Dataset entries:
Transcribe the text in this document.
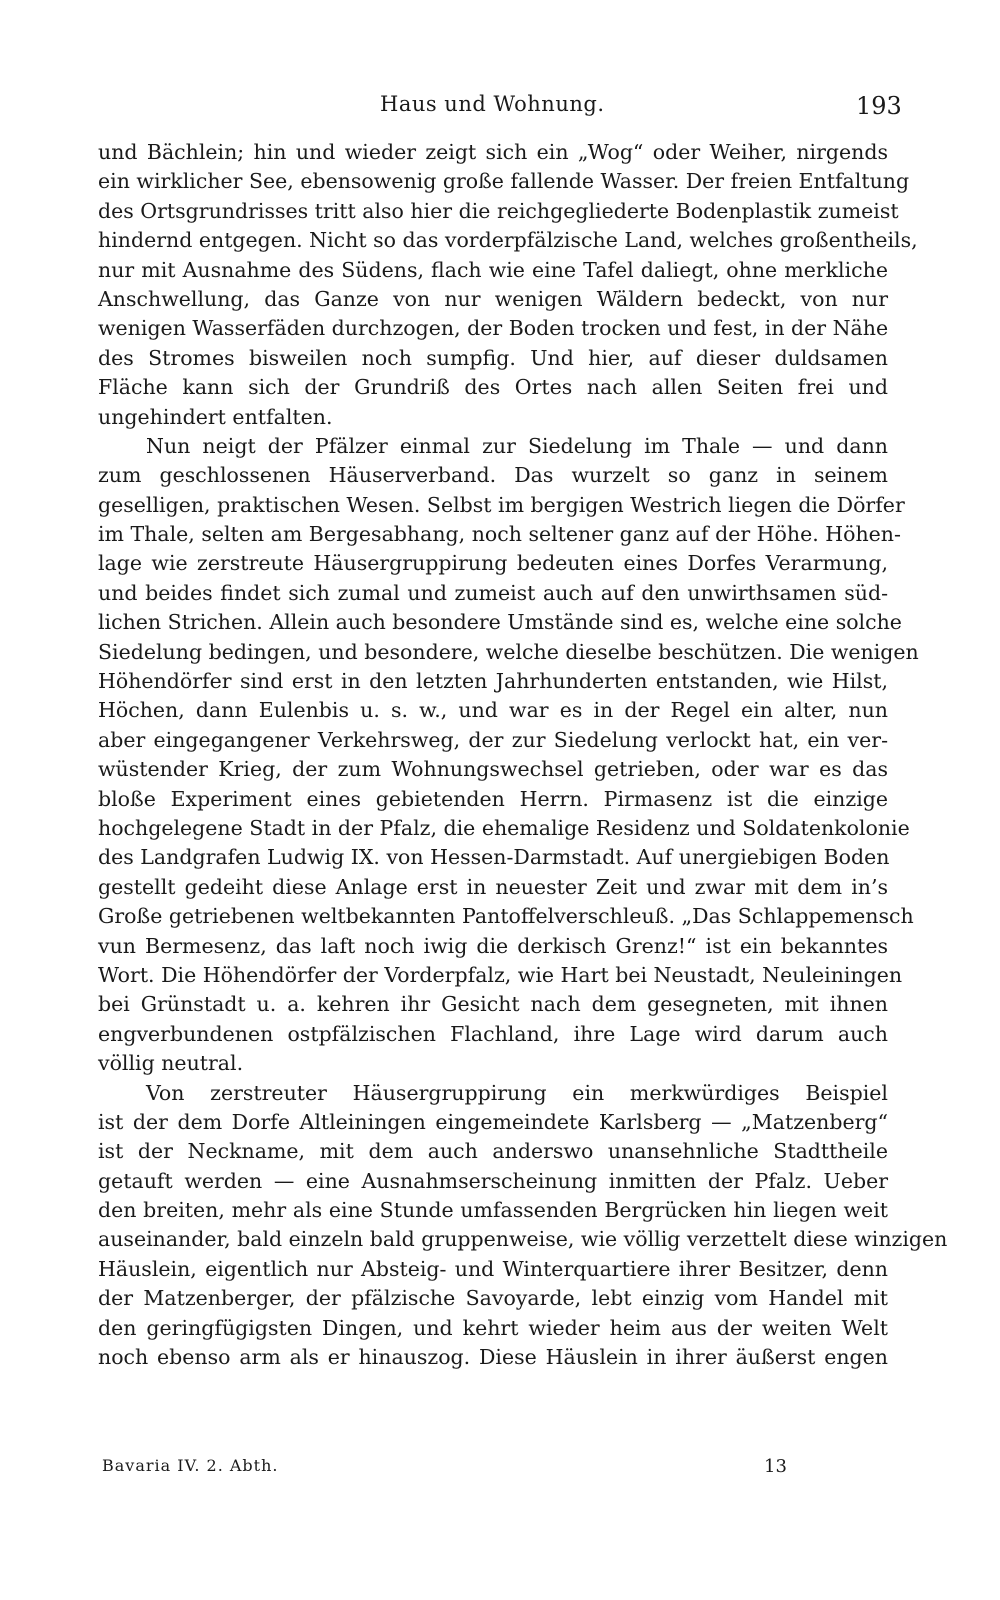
Haus und Wohnung.	193
und Bächlein; hin und wieder zeigt sich ein „Wog“ oder Weiher, nirgends
ein wirklicher See, ebensowenig große fallende Wasser. Der freien Entfaltung
des Ortsgrundrisses tritt also hier die reichgegliederte Bodenplastik zumeist
hindernd entgegen. Nicht so das vorderpfälzische Land, welches großentheils,
nur mit Ausnahme des Südens, flach wie eine Tafel daliegt, ohne merkliche
Anschwellung, das Ganze von nur wenigen Wäldern bedeckt, von nur
wenigen Wasserfäden durchzogen, der Boden trocken und fest, in der Nähe
des Stromes bisweilen noch sumpfig. Und hier, auf dieser duldsamen
Fläche kann sich der Grundriß des Ortes nach allen Seiten frei und
ungehindert entfalten.
Nun neigt der Pfälzer einmal zur Siedelung im Thale — und dann
zum geschlossenen Häuserverband. Das wurzelt so ganz in seinem
geselligen, praktischen Wesen. Selbst im bergigen Westrich liegen die Dörfer
im Thale, selten am Bergesabhang, noch seltener ganz auf der Höhe. Höhen-
lage wie zerstreute Häusergruppirung bedeuten eines Dorfes Verarmung,
und beides findet sich zumal und zumeist auch auf den unwirthsamen süd-
lichen Strichen. Allein auch besondere Umstände sind es, welche eine solche
Siedelung bedingen, und besondere, welche dieselbe beschützen. Die wenigen
Höhendörfer sind erst in den letzten Jahrhunderten entstanden, wie Hilst,
Höchen, dann Eulenbis u. s. w., und war es in der Regel ein alter, nun
aber eingegangener Verkehrsweg, der zur Siedelung verlockt hat, ein ver-
wüstender Krieg, der zum Wohnungswechsel getrieben, oder war es das
bloße Experiment eines gebietenden Herrn. Pirmasenz ist die einzige
hochgelegene Stadt in der Pfalz, die ehemalige Residenz und Soldatenkolonie
des Landgrafen Ludwig IX. von Hessen-Darmstadt. Auf unergiebigen Boden
gestellt gedeiht diese Anlage erst in neuester Zeit und zwar mit dem in’s
Große getriebenen weltbekannten Pantoffelverschleuß. „Das Schlappemensch
vun Bermesenz, das laft noch iwig die derkisch Grenz!“ ist ein bekanntes
Wort. Die Höhendörfer der Vorderpfalz, wie Hart bei Neustadt, Neuleiningen
bei Grünstadt u. a. kehren ihr Gesicht nach dem gesegneten, mit ihnen
engverbundenen ostpfälzischen Flachland, ihre Lage wird darum auch
völlig neutral.
Von zerstreuter Häusergruppirung ein merkwürdiges Beispiel
ist der dem Dorfe Altleiningen eingemeindete Karlsberg — „Matzenberg“
ist der Neckname, mit dem auch anderswo unansehnliche Stadttheile
getauft werden — eine Ausnahmserscheinung inmitten der Pfalz. Ueber
den breiten, mehr als eine Stunde umfassenden Bergrücken hin liegen weit
auseinander, bald einzeln bald gruppenweise, wie völlig verzettelt diese winzigen
Häuslein, eigentlich nur Absteig- und Winterquartiere ihrer Besitzer, denn
der Matzenberger, der pfälzische Savoyarde, lebt einzig vom Handel mit
den geringfügigsten Dingen, und kehrt wieder heim aus der weiten Welt
noch ebenso arm als er hinauszog. Diese Häuslein in ihrer äußerst engen
Bavaria IV. 2. Abth.	13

AIM OF THE TASK —
An exact transcription of all the entries is required, without the pictures.

RESPONSE TO THE TASK —
Transcribe the text in this document.
Haus und Wohnung.	193
und Bächlein; hin und wieder zeigt sich ein „Wog“ oder Weiher, nirgends
ein wirklicher See, ebensowenig große fallende Wasser. Der freien Entfaltung
des Ortsgrundrisses tritt also hier die reichgegliederte Bodenplastik zumeist
hindernd entgegen. Nicht so das vorderpfälzische Land, welches großentheils,
nur mit Ausnahme des Südens, flach wie eine Tafel daliegt, ohne merkliche
Anschwellung, das Ganze von nur wenigen Wäldern bedeckt, von nur
wenigen Wasserfäden durchzogen, der Boden trocken und fest, in der Nähe
des Stromes bisweilen noch sumpfig. Und hier, auf dieser duldsamen
Fläche kann sich der Grundriß des Ortes nach allen Seiten frei und
ungehindert entfalten.
Nun neigt der Pfälzer einmal zur Siedelung im Thale — und dann
zum geschlossenen Häuserverband. Das wurzelt so ganz in seinem
geselligen, praktischen Wesen. Selbst im bergigen Westrich liegen die Dörfer
im Thale, selten am Bergesabhang, noch seltener ganz auf der Höhe. Höhen-
lage wie zerstreute Häusergruppirung bedeuten eines Dorfes Verarmung,
und beides findet sich zumal und zumeist auch auf den unwirthsamen süd-
lichen Strichen. Allein auch besondere Umstände sind es, welche eine solche
Siedelung bedingen, und besondere, welche dieselbe beschützen. Die wenigen
Höhendörfer sind erst in den letzten Jahrhunderten entstanden, wie Hilst,
Höchen, dann Eulenbis u. s. w., und war es in der Regel ein alter, nun
aber eingegangener Verkehrsweg, der zur Siedelung verlockt hat, ein ver-
wüstender Krieg, der zum Wohnungswechsel getrieben, oder war es das
bloße Experiment eines gebietenden Herrn. Pirmasenz ist die einzige
hochgelegene Stadt in der Pfalz, die ehemalige Residenz und Soldatenkolonie
des Landgrafen Ludwig IX. von Hessen-Darmstadt. Auf unergiebigen Boden
gestellt gedeiht diese Anlage erst in neuester Zeit und zwar mit dem in’s
Große getriebenen weltbekannten Pantoffelverschleuß. „Das Schlappemensch
vun Bermesenz, das laft noch iwig die derkisch Grenz!“ ist ein bekanntes
Wort. Die Höhendörfer der Vorderpfalz, wie Hart bei Neustadt, Neuleiningen
bei Grünstadt u. a. kehren ihr Gesicht nach dem gesegneten, mit ihnen
engverbundenen ostpfälzischen Flachland, ihre Lage wird darum auch
völlig neutral.
Von zerstreuter Häusergruppirung ein merkwürdiges Beispiel
ist der dem Dorfe Altleiningen eingemeindete Karlsberg — „Matzenberg“
ist der Neckname, mit dem auch anderswo unansehnliche Stadttheile
getauft werden — eine Ausnahmserscheinung inmitten der Pfalz. Ueber
den breiten, mehr als eine Stunde umfassenden Bergrücken hin liegen weit
auseinander, bald einzeln bald gruppenweise, wie völlig verzettelt diese winzigen
Häuslein, eigentlich nur Absteig- und Winterquartiere ihrer Besitzer, denn
der Matzenberger, der pfälzische Savoyarde, lebt einzig vom Handel mit
den geringfügigsten Dingen, und kehrt wieder heim aus der weiten Welt
noch ebenso arm als er hinauszog. Diese Häuslein in ihrer äußerst engen
Bavaria IV. 2. Abth.	13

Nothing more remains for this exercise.